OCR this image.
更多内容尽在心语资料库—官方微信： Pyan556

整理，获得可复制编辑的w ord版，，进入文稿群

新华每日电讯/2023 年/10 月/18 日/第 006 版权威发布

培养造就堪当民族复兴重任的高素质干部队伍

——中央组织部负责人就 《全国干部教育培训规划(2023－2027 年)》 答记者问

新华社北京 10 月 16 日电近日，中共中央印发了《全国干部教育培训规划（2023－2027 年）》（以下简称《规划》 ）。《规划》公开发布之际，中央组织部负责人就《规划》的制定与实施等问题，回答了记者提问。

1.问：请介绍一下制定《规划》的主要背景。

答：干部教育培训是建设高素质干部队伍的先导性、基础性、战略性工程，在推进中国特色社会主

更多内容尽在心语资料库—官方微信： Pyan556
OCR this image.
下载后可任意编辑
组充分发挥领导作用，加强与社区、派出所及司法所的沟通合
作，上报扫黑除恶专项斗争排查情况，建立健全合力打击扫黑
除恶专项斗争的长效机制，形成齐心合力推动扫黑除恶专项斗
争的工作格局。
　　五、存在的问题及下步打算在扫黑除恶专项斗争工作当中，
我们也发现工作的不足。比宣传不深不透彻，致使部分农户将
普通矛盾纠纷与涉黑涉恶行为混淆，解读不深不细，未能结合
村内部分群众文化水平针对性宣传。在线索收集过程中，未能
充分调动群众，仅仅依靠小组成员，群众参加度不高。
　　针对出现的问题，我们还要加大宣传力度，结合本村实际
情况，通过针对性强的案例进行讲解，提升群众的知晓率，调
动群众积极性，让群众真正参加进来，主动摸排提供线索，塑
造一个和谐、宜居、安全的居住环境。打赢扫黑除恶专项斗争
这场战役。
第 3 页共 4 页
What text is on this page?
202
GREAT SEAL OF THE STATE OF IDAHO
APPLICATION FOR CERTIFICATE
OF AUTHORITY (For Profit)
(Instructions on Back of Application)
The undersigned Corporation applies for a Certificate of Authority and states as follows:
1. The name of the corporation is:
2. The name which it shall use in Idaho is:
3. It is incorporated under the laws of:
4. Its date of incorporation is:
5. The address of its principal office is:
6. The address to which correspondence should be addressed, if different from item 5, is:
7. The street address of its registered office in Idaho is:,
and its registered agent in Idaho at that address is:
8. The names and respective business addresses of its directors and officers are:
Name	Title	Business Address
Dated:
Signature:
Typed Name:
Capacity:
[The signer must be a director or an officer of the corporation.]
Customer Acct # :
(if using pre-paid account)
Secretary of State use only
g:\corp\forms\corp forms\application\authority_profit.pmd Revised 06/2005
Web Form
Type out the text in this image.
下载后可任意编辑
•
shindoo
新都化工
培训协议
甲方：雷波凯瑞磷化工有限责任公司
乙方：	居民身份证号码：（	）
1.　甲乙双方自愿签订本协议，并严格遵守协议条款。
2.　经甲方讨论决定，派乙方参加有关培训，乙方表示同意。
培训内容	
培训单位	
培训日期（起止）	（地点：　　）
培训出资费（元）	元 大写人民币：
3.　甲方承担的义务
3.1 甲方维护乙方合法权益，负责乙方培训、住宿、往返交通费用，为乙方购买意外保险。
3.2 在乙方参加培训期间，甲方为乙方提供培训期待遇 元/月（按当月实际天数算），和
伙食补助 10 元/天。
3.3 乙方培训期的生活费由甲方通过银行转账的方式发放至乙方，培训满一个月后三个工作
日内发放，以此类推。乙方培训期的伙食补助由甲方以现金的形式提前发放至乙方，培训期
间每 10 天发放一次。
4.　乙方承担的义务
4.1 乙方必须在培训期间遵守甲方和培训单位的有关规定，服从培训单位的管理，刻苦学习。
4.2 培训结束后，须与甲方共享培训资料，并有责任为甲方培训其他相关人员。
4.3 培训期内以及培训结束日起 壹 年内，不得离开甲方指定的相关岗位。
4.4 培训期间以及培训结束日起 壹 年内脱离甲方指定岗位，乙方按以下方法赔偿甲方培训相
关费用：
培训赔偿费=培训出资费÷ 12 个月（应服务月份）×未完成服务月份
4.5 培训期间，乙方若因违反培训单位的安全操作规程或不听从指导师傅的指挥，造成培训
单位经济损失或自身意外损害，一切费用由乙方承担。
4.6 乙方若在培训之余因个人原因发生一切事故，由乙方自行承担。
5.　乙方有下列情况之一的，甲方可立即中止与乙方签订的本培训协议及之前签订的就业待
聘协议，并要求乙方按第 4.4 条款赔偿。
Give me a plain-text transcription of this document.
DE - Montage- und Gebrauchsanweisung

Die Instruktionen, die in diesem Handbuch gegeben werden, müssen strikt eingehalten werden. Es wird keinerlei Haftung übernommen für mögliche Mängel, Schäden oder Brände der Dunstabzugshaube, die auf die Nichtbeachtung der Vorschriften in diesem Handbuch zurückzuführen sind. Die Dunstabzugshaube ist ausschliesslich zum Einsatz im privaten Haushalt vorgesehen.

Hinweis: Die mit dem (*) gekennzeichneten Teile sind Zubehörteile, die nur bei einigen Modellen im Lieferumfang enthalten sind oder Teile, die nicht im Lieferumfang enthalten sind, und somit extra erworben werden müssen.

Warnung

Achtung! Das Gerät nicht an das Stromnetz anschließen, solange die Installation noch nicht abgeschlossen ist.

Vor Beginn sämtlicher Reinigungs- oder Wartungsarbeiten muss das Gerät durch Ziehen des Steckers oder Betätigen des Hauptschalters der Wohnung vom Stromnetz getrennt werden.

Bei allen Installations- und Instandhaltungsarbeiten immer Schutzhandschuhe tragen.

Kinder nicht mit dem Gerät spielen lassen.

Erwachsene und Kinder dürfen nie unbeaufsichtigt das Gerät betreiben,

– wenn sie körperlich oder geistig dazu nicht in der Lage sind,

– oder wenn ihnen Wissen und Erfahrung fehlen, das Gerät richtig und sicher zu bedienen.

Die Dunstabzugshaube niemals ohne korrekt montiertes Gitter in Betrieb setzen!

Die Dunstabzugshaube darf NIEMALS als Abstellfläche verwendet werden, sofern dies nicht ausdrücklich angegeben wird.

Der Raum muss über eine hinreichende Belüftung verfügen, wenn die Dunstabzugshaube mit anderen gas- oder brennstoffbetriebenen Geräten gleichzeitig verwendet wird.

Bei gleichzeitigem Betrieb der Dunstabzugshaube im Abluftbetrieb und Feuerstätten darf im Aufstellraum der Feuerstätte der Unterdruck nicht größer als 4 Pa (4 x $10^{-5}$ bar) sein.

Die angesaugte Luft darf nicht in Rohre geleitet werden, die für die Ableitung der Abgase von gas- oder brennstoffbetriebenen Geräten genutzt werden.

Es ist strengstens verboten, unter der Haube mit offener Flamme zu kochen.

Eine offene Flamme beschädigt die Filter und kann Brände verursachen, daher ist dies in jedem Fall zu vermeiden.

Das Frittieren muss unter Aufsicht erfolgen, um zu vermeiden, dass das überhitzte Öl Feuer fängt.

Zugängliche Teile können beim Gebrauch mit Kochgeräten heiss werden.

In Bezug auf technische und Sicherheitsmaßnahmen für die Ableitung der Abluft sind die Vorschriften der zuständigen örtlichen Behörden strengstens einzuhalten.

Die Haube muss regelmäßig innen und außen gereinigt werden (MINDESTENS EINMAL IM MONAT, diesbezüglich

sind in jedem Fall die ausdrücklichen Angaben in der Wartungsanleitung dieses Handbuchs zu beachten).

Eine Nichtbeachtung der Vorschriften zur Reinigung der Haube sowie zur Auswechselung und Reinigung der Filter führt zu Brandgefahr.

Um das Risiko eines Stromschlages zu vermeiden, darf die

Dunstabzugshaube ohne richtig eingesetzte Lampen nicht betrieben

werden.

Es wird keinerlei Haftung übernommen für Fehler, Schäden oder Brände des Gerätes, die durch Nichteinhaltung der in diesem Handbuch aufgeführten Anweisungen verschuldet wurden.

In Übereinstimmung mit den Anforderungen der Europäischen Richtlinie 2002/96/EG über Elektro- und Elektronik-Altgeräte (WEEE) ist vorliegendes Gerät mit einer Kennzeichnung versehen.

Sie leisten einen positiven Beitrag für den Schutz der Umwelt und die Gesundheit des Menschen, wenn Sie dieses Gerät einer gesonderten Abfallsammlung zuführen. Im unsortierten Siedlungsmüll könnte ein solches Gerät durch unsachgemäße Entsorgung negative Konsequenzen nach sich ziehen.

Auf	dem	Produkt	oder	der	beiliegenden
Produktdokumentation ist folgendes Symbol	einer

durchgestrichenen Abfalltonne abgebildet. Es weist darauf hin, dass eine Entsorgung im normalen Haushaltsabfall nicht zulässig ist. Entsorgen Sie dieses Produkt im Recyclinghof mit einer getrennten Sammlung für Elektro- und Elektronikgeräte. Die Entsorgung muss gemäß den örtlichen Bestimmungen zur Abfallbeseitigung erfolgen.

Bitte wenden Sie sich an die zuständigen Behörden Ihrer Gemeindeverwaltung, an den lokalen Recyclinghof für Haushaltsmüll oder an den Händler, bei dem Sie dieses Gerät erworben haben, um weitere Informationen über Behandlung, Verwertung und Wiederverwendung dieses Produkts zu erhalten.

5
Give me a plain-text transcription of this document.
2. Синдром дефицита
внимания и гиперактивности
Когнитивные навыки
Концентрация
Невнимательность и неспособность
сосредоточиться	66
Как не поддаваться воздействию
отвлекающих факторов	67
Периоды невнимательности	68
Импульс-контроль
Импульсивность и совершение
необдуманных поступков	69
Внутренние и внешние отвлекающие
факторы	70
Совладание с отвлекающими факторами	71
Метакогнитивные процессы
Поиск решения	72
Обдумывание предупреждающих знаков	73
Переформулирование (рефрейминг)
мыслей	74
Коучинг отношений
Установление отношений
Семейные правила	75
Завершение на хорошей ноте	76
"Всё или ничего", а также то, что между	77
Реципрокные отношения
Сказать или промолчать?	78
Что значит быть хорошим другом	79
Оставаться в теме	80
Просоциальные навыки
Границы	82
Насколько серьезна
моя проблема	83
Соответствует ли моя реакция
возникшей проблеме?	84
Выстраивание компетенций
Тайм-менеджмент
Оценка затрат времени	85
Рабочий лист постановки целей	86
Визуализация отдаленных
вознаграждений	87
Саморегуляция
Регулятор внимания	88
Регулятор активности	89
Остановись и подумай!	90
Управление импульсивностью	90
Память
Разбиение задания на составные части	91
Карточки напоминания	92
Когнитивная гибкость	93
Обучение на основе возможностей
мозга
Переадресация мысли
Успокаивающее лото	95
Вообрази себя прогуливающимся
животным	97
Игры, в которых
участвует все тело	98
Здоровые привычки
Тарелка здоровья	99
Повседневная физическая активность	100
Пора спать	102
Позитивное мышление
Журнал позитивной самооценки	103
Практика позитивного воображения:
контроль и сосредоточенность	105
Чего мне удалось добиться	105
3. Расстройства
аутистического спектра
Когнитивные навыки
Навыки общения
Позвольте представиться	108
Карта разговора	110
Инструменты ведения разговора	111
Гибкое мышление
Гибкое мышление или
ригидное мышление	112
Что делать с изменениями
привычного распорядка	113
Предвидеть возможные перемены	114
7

▸ Exercise goal: Count the lines of these entries that hold the string "培训出资费", and give only that number.

▸ Answer to the exercise: 2